■ Material for this task:
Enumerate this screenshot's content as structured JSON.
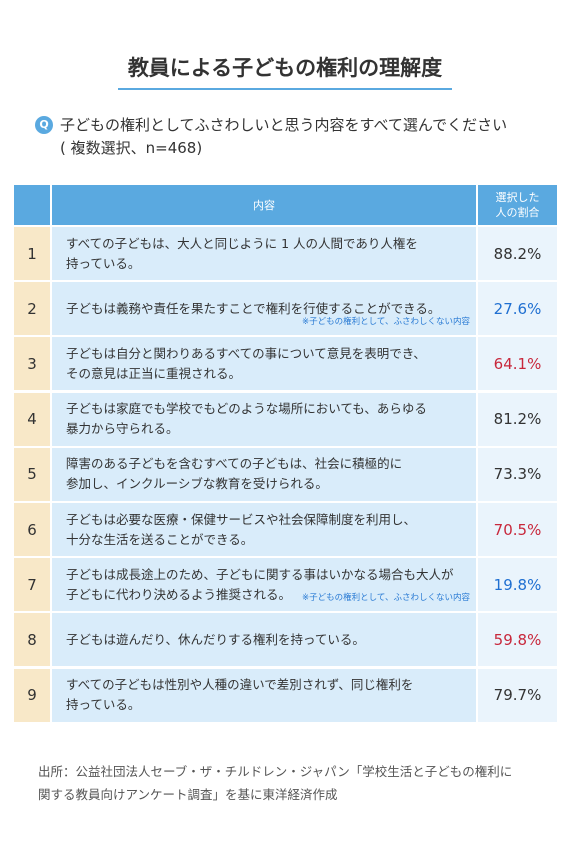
{
  "header": {
    "title": "教員による子どもの権利の理解度"
  },
  "question": {
    "label": "Q",
    "lines": [
      "子どもの権利としてふさわしいと思う内容をすべて選んでください",
      "( 複数選択、n=468)"
    ]
  },
  "table": {
    "columns": {
      "content": "内容",
      "share": [
        "選択した",
        "人の割合"
      ]
    },
    "rows": [
      {
        "number": "1",
        "text": [
          "すべての子どもは、大人と同じように 1 人の人間であり人権を",
          "持っている。"
        ],
        "value": "88.2%",
        "color": "#333333"
      },
      {
        "number": "2",
        "text": [
          "子どもは義務や責任を果たすことで権利を行使することができる。"
        ],
        "note": "※子どもの権利として、ふさわしくない内容",
        "value": "27.6%",
        "color": "#1f6fd1"
      },
      {
        "number": "3",
        "text": [
          "子どもは自分と関わりあるすべての事について意見を表明でき、",
          "その意見は正当に重視される。"
        ],
        "value": "64.1%",
        "color": "#c8283c"
      },
      {
        "number": "4",
        "text": [
          "子どもは家庭でも学校でもどのような場所においても、あらゆる",
          "暴力から守られる。"
        ],
        "value": "81.2%",
        "color": "#333333"
      },
      {
        "number": "5",
        "text": [
          "障害のある子どもを含むすべての子どもは、社会に積極的に",
          "参加し、インクルーシブな教育を受けられる。"
        ],
        "value": "73.3%",
        "color": "#333333"
      },
      {
        "number": "6",
        "text": [
          "子どもは必要な医療・保健サービスや社会保障制度を利用し、",
          "十分な生活を送ることができる。"
        ],
        "value": "70.5%",
        "color": "#c8283c"
      },
      {
        "number": "7",
        "text": [
          "子どもは成長途上のため、子どもに関する事はいかなる場合も大人が",
          "子どもに代わり決めるよう推奨される。"
        ],
        "note": "※子どもの権利として、ふさわしくない内容",
        "value": "19.8%",
        "color": "#1f6fd1"
      },
      {
        "number": "8",
        "text": [
          "子どもは遊んだり、休んだりする権利を持っている。"
        ],
        "value": "59.8%",
        "color": "#c8283c"
      },
      {
        "number": "9",
        "text": [
          "すべての子どもは性別や人種の違いで差別されず、同じ権利を",
          "持っている。"
        ],
        "value": "79.7%",
        "color": "#333333"
      }
    ]
  },
  "source": [
    "出所：公益社団法人セーブ・ザ・チルドレン・ジャパン「学校生活と子どもの権利に",
    "関する教員向けアンケート調査」を基に東洋経済作成"
  ]
}
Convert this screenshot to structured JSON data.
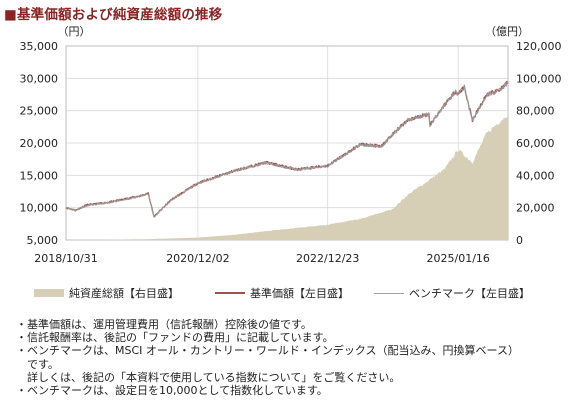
{
  "title": "■基準価額および純資産総額の推移",
  "chart_data": {
    "type": "line",
    "left_axis_unit": "（円）",
    "right_axis_unit": "（億円）",
    "left_ylim": [
      5000,
      35000
    ],
    "right_ylim": [
      0,
      120000
    ],
    "left_ticks": [
      "5,000",
      "10,000",
      "15,000",
      "20,000",
      "25,000",
      "30,000",
      "35,000"
    ],
    "right_ticks": [
      "0",
      "20,000",
      "40,000",
      "60,000",
      "80,000",
      "100,000",
      "120,000"
    ],
    "x_ticks": [
      "2018/10/31",
      "2020/12/02",
      "2022/12/23",
      "2025/01/16"
    ],
    "x_range": [
      "2018-10-31",
      "2025-10-31"
    ],
    "grid": true,
    "series": [
      {
        "name": "純資産総額【右目盛】",
        "axis": "right",
        "style": "area",
        "color": "#d6cfb6",
        "x": [
          "2018-10-31",
          "2019-06-30",
          "2020-03-15",
          "2020-12-02",
          "2021-06-30",
          "2021-12-31",
          "2022-06-30",
          "2022-12-23",
          "2023-06-30",
          "2023-12-31",
          "2024-03-31",
          "2024-07-31",
          "2024-10-31",
          "2025-01-16",
          "2025-04-08",
          "2025-06-30",
          "2025-10-31"
        ],
        "values": [
          0,
          200,
          600,
          1500,
          3200,
          5500,
          7500,
          9500,
          13000,
          19000,
          28000,
          37000,
          44000,
          56000,
          48000,
          66000,
          78000
        ]
      },
      {
        "name": "基準価額【左目盛】",
        "axis": "left",
        "style": "line",
        "color": "#a0524d",
        "x": [
          "2018-10-31",
          "2018-12-25",
          "2019-02-28",
          "2019-06-30",
          "2019-12-31",
          "2020-02-19",
          "2020-03-23",
          "2020-06-30",
          "2020-12-02",
          "2021-06-30",
          "2021-12-31",
          "2022-06-30",
          "2022-12-23",
          "2023-06-30",
          "2023-10-31",
          "2023-12-31",
          "2024-03-31",
          "2024-07-31",
          "2024-08-05",
          "2024-10-31",
          "2024-12-31",
          "2025-01-16",
          "2025-02-20",
          "2025-04-08",
          "2025-06-30",
          "2025-08-31",
          "2025-10-31"
        ],
        "values": [
          10000,
          9600,
          10400,
          10800,
          11800,
          12200,
          8600,
          11200,
          13800,
          15700,
          17000,
          15900,
          16500,
          19800,
          19500,
          21300,
          23600,
          24500,
          22800,
          26000,
          28000,
          27600,
          28700,
          23500,
          27500,
          28000,
          29300
        ]
      },
      {
        "name": "ベンチマーク【左目盛】",
        "axis": "left",
        "style": "line",
        "color": "#9a9a9a",
        "x": [
          "2018-10-31",
          "2018-12-25",
          "2019-02-28",
          "2019-06-30",
          "2019-12-31",
          "2020-02-19",
          "2020-03-23",
          "2020-06-30",
          "2020-12-02",
          "2021-06-30",
          "2021-12-31",
          "2022-06-30",
          "2022-12-23",
          "2023-06-30",
          "2023-10-31",
          "2023-12-31",
          "2024-03-31",
          "2024-07-31",
          "2024-08-05",
          "2024-10-31",
          "2024-12-31",
          "2025-01-16",
          "2025-02-20",
          "2025-04-08",
          "2025-06-30",
          "2025-08-31",
          "2025-10-31"
        ],
        "values": [
          10000,
          9550,
          10350,
          10750,
          11750,
          12150,
          8550,
          11150,
          13750,
          15650,
          16950,
          15850,
          16450,
          19750,
          19450,
          21250,
          23550,
          24450,
          22750,
          25950,
          27950,
          27550,
          28650,
          23450,
          27450,
          27950,
          29250
        ]
      }
    ]
  },
  "legend": [
    {
      "label": "純資産総額【右目盛】"
    },
    {
      "label": "基準価額【左目盛】"
    },
    {
      "label": "ベンチマーク【左目盛】"
    }
  ],
  "notes": [
    "・基準価額は、運用管理費用（信託報酬）控除後の値です。",
    "・信託報酬率は、後記の「ファンドの費用」に記載しています。",
    "・ベンチマークは、MSCI オール・カントリー・ワールド・インデックス（配当込み、円換算ベース）",
    "　です。",
    "詳しくは、後記の「本資料で使用している指数について」をご覧ください。",
    "・ベンチマークは、設定日を10,000として指数化しています。"
  ]
}
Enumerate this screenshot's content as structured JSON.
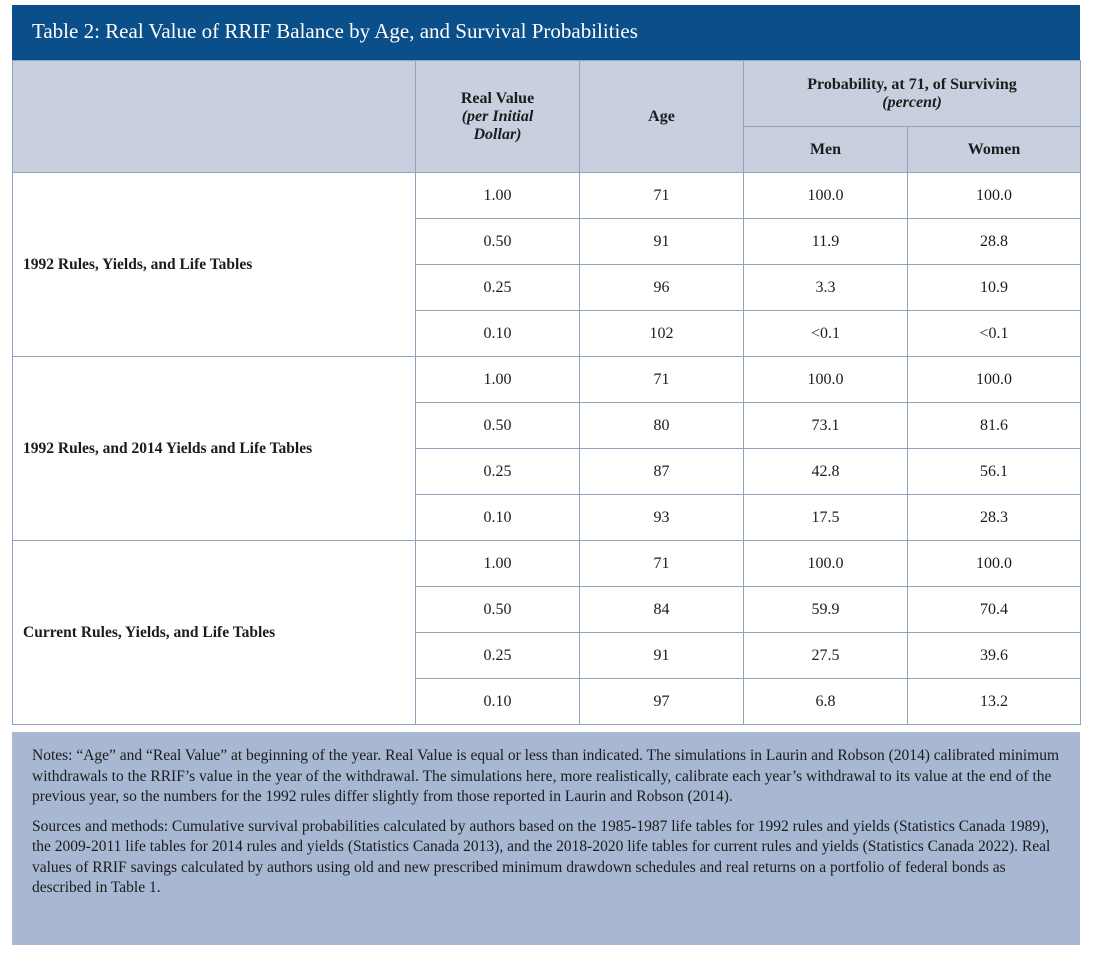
{
  "title": "Table 2: Real Value of RRIF Balance by Age, and Survival Probabilities",
  "headers": {
    "real_value": "Real Value",
    "real_value_sub": "(per Initial Dollar)",
    "age": "Age",
    "probability": "Probability, at 71, of Surviving",
    "probability_sub": "(percent)",
    "men": "Men",
    "women": "Women"
  },
  "groups": [
    {
      "label": "1992 Rules, Yields, and Life Tables",
      "rows": [
        {
          "value": "1.00",
          "age": "71",
          "men": "100.0",
          "women": "100.0"
        },
        {
          "value": "0.50",
          "age": "91",
          "men": "11.9",
          "women": "28.8"
        },
        {
          "value": "0.25",
          "age": "96",
          "men": "3.3",
          "women": "10.9"
        },
        {
          "value": "0.10",
          "age": "102",
          "men": "<0.1",
          "women": "<0.1"
        }
      ]
    },
    {
      "label": "1992 Rules, and 2014 Yields and Life Tables",
      "rows": [
        {
          "value": "1.00",
          "age": "71",
          "men": "100.0",
          "women": "100.0"
        },
        {
          "value": "0.50",
          "age": "80",
          "men": "73.1",
          "women": "81.6"
        },
        {
          "value": "0.25",
          "age": "87",
          "men": "42.8",
          "women": "56.1"
        },
        {
          "value": "0.10",
          "age": "93",
          "men": "17.5",
          "women": "28.3"
        }
      ]
    },
    {
      "label": "Current Rules, Yields, and Life Tables",
      "rows": [
        {
          "value": "1.00",
          "age": "71",
          "men": "100.0",
          "women": "100.0"
        },
        {
          "value": "0.50",
          "age": "84",
          "men": "59.9",
          "women": "70.4"
        },
        {
          "value": "0.25",
          "age": "91",
          "men": "27.5",
          "women": "39.6"
        },
        {
          "value": "0.10",
          "age": "97",
          "men": "6.8",
          "women": "13.2"
        }
      ]
    }
  ],
  "notes": "Notes: “Age” and “Real Value” at beginning of the year. Real Value is equal or less than indicated. The simulations in Laurin and Robson (2014) calibrated minimum withdrawals to the RRIF’s value in the year of the withdrawal. The simulations here, more realistically, calibrate each year’s withdrawal to its value at the end of the previous year, so the numbers for the 1992 rules differ slightly from those reported in Laurin and Robson (2014).",
  "sources": "Sources and methods: Cumulative survival probabilities calculated by authors based on the 1985-1987 life tables for 1992 rules and yields (Statistics Canada 1989), the 2009-2011 life tables for 2014 rules and yields (Statistics Canada 2013), and the 2018-2020 life tables for current rules and yields (Statistics Canada 2022). Real values of RRIF savings calculated by authors using old and new prescribed minimum drawdown schedules and real returns on a portfolio of federal bonds as described in Table 1.",
  "colors": {
    "title_bar": "#0b4f8a",
    "header_bg": "#c8d0df",
    "notes_bg": "#a8b7d2",
    "border": "#8fa3bd"
  }
}
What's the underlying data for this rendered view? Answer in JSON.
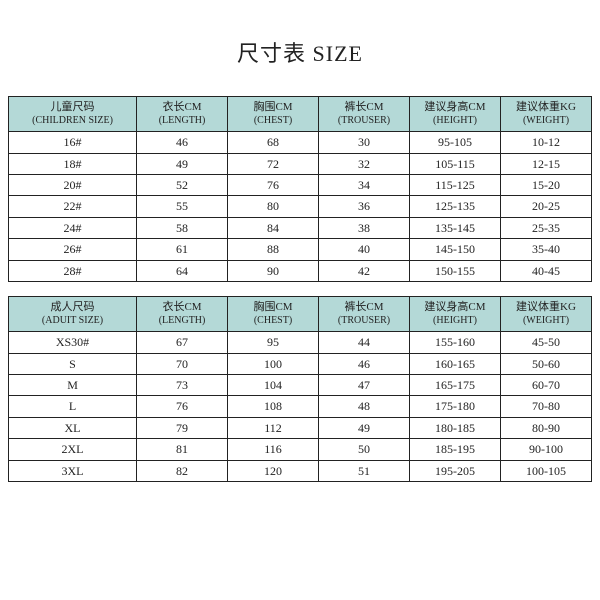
{
  "title": "尺寸表 SIZE",
  "header_bg": "#b4d9d7",
  "border_color": "#222222",
  "text_color": "#222222",
  "children_table": {
    "type": "table",
    "columns": [
      {
        "zh": "儿童尺码",
        "en": "(CHILDREN SIZE)"
      },
      {
        "zh": "衣长CM",
        "en": "(LENGTH)"
      },
      {
        "zh": "胸围CM",
        "en": "(CHEST)"
      },
      {
        "zh": "裤长CM",
        "en": "(TROUSER)"
      },
      {
        "zh": "建议身高CM",
        "en": "(HEIGHT)"
      },
      {
        "zh": "建议体重KG",
        "en": "(WEIGHT)"
      }
    ],
    "rows": [
      [
        "16#",
        "46",
        "68",
        "30",
        "95-105",
        "10-12"
      ],
      [
        "18#",
        "49",
        "72",
        "32",
        "105-115",
        "12-15"
      ],
      [
        "20#",
        "52",
        "76",
        "34",
        "115-125",
        "15-20"
      ],
      [
        "22#",
        "55",
        "80",
        "36",
        "125-135",
        "20-25"
      ],
      [
        "24#",
        "58",
        "84",
        "38",
        "135-145",
        "25-35"
      ],
      [
        "26#",
        "61",
        "88",
        "40",
        "145-150",
        "35-40"
      ],
      [
        "28#",
        "64",
        "90",
        "42",
        "150-155",
        "40-45"
      ]
    ]
  },
  "adult_table": {
    "type": "table",
    "columns": [
      {
        "zh": "成人尺码",
        "en": "(ADUIT SIZE)"
      },
      {
        "zh": "衣长CM",
        "en": "(LENGTH)"
      },
      {
        "zh": "胸围CM",
        "en": "(CHEST)"
      },
      {
        "zh": "裤长CM",
        "en": "(TROUSER)"
      },
      {
        "zh": "建议身高CM",
        "en": "(HEIGHT)"
      },
      {
        "zh": "建议体重KG",
        "en": "(WEIGHT)"
      }
    ],
    "rows": [
      [
        "XS30#",
        "67",
        "95",
        "44",
        "155-160",
        "45-50"
      ],
      [
        "S",
        "70",
        "100",
        "46",
        "160-165",
        "50-60"
      ],
      [
        "M",
        "73",
        "104",
        "47",
        "165-175",
        "60-70"
      ],
      [
        "L",
        "76",
        "108",
        "48",
        "175-180",
        "70-80"
      ],
      [
        "XL",
        "79",
        "112",
        "49",
        "180-185",
        "80-90"
      ],
      [
        "2XL",
        "81",
        "116",
        "50",
        "185-195",
        "90-100"
      ],
      [
        "3XL",
        "82",
        "120",
        "51",
        "195-205",
        "100-105"
      ]
    ]
  }
}
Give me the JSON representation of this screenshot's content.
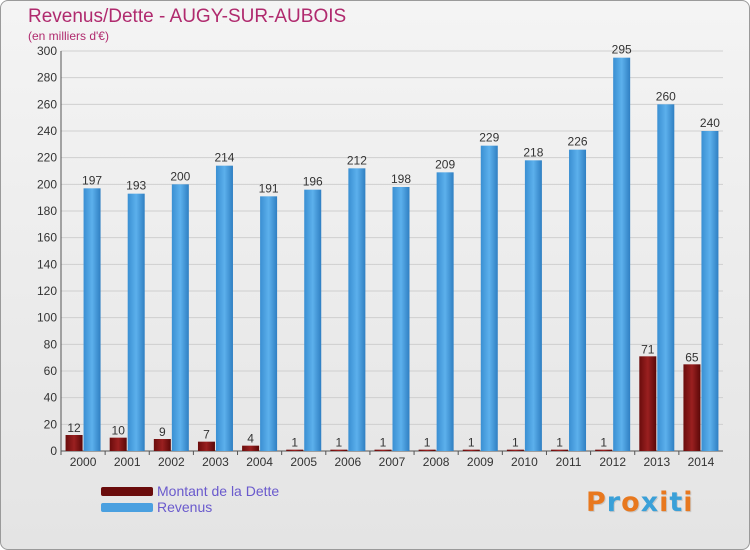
{
  "title": "Revenus/Dette - AUGY-SUR-AUBOIS",
  "subtitle": "(en milliers d'€)",
  "logo_text": "Proxiti",
  "colors": {
    "debt": "#7a1010",
    "revenue": "#4aa0e0",
    "title": "#b02a6e",
    "legend_text": "#6a5acd",
    "logo_letters": [
      "#e8781e",
      "#3aa0d8",
      "#e8781e",
      "#3aa0d8",
      "#e8781e",
      "#3aa0d8",
      "#e8781e"
    ]
  },
  "chart_data": {
    "type": "bar",
    "title": "Revenus/Dette - AUGY-SUR-AUBOIS",
    "subtitle": "(en milliers d'€)",
    "categories": [
      "2000",
      "2001",
      "2002",
      "2003",
      "2004",
      "2005",
      "2006",
      "2007",
      "2008",
      "2009",
      "2010",
      "2011",
      "2012",
      "2013",
      "2014"
    ],
    "series": [
      {
        "name": "Montant de la Dette",
        "values": [
          12,
          10,
          9,
          7,
          4,
          1,
          1,
          1,
          1,
          1,
          1,
          1,
          1,
          71,
          65
        ]
      },
      {
        "name": "Revenus",
        "values": [
          197,
          193,
          200,
          214,
          191,
          196,
          212,
          198,
          209,
          229,
          218,
          226,
          295,
          260,
          240
        ]
      }
    ],
    "ylim": [
      0,
      300
    ],
    "yticks": [
      0,
      20,
      40,
      60,
      80,
      100,
      120,
      140,
      160,
      180,
      200,
      220,
      240,
      260,
      280,
      300
    ],
    "grid": true,
    "legend_position": "bottom-left"
  }
}
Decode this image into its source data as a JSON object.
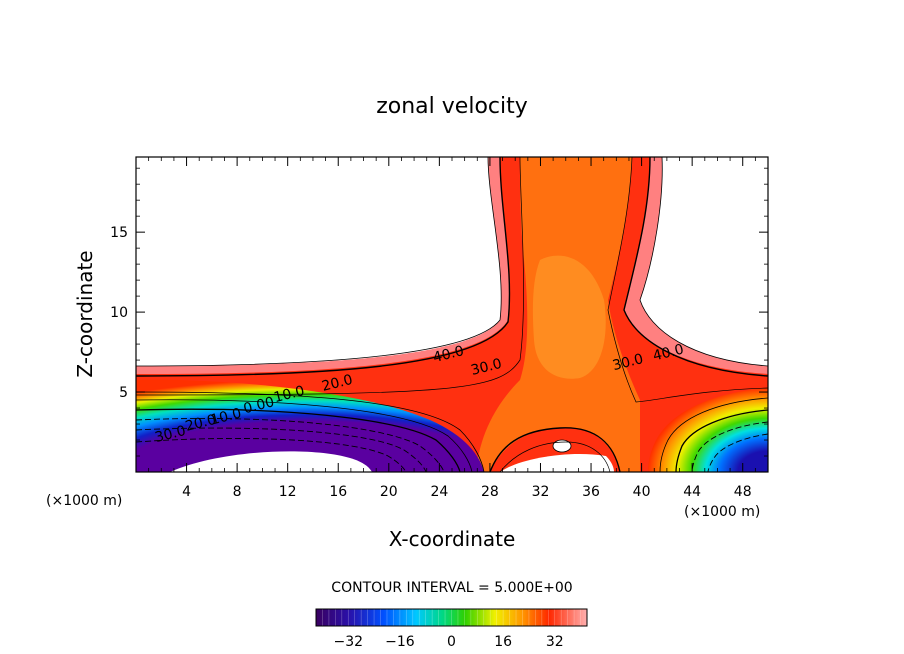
{
  "chart_data": {
    "type": "contour",
    "title": "zonal velocity",
    "xlabel": "X-coordinate",
    "ylabel": "Z-coordinate",
    "x_unit_left": "(×1000 m)",
    "x_unit_right": "(×1000 m)",
    "xlim": [
      0,
      50
    ],
    "ylim": [
      0,
      19.7
    ],
    "xticks": [
      4,
      8,
      12,
      16,
      20,
      24,
      28,
      32,
      36,
      40,
      44,
      48
    ],
    "yticks": [
      5,
      10,
      15
    ],
    "contour_interval_text": "CONTOUR INTERVAL = 5.000E+00",
    "contour_labels": [
      {
        "text": "40.0",
        "x": 24.8,
        "z": 7.1
      },
      {
        "text": "30.0",
        "x": 27.8,
        "z": 6.3
      },
      {
        "text": "30.0",
        "x": 39.0,
        "z": 6.6
      },
      {
        "text": "40.0",
        "x": 42.2,
        "z": 7.2
      },
      {
        "text": "20.0",
        "x": 16.0,
        "z": 5.3
      },
      {
        "text": "10.0",
        "x": 12.2,
        "z": 4.6
      },
      {
        "text": "0.00",
        "x": 9.8,
        "z": 3.9
      },
      {
        "text": "10.0",
        "x": 7.2,
        "z": 3.2
      },
      {
        "text": "20.0",
        "x": 5.2,
        "z": 2.8
      },
      {
        "text": "30.0",
        "x": 2.8,
        "z": 2.1
      }
    ],
    "colorbar": {
      "range": [
        -42,
        42
      ],
      "ticks": [
        -32,
        -16,
        0,
        16,
        32
      ],
      "tick_labels": [
        "−32",
        "−16",
        "0",
        "16",
        "32"
      ]
    }
  }
}
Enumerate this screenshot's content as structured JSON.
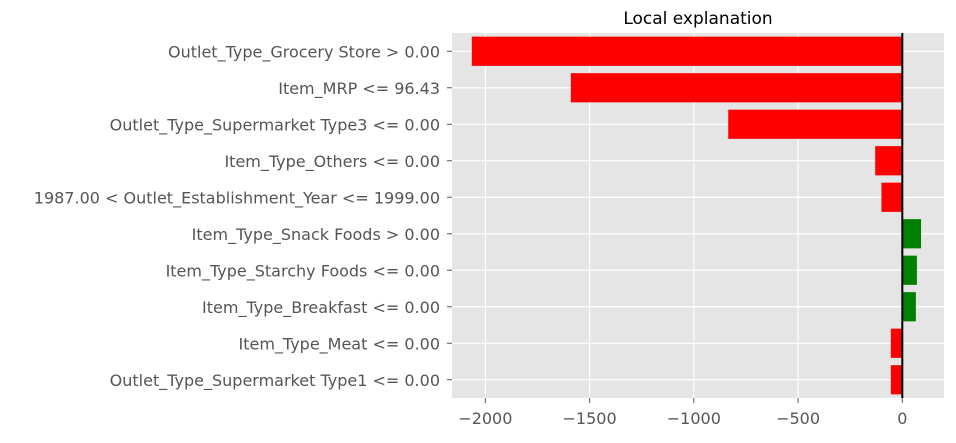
{
  "chart_data": {
    "type": "bar",
    "orientation": "horizontal",
    "title": "Local explanation",
    "xlabel": "",
    "ylabel": "",
    "xlim": [
      -2160,
      200
    ],
    "xticks": [
      -2000,
      -1500,
      -1000,
      -500,
      0
    ],
    "xtick_labels": [
      "−2000",
      "−1500",
      "−1000",
      "−500",
      "0"
    ],
    "grid": true,
    "colors": {
      "positive": "#008000",
      "negative": "#ff0000",
      "background": "#e5e5e5",
      "grid": "#ffffff"
    },
    "categories": [
      "Outlet_Type_Grocery Store > 0.00",
      "Item_MRP <= 96.43",
      "Outlet_Type_Supermarket Type3 <= 0.00",
      "Item_Type_Others <= 0.00",
      "1987.00 < Outlet_Establishment_Year <= 1999.00",
      "Item_Type_Snack Foods > 0.00",
      "Item_Type_Starchy Foods <= 0.00",
      "Item_Type_Breakfast <= 0.00",
      "Item_Type_Meat <= 0.00",
      "Outlet_Type_Supermarket Type1 <= 0.00"
    ],
    "values": [
      -2065,
      -1590,
      -835,
      -130,
      -100,
      90,
      70,
      65,
      -55,
      -55
    ]
  }
}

■ Task details: In the listing, find every line containing the word "Revenus" and list it.

■ Solution for this exercise:
  "title": "Revenus/Dette - AUGY-SUR-AUBOIS",
    "title": "Revenus/Dette - AUGY-SUR-AUBOIS",
        "name": "Revenus",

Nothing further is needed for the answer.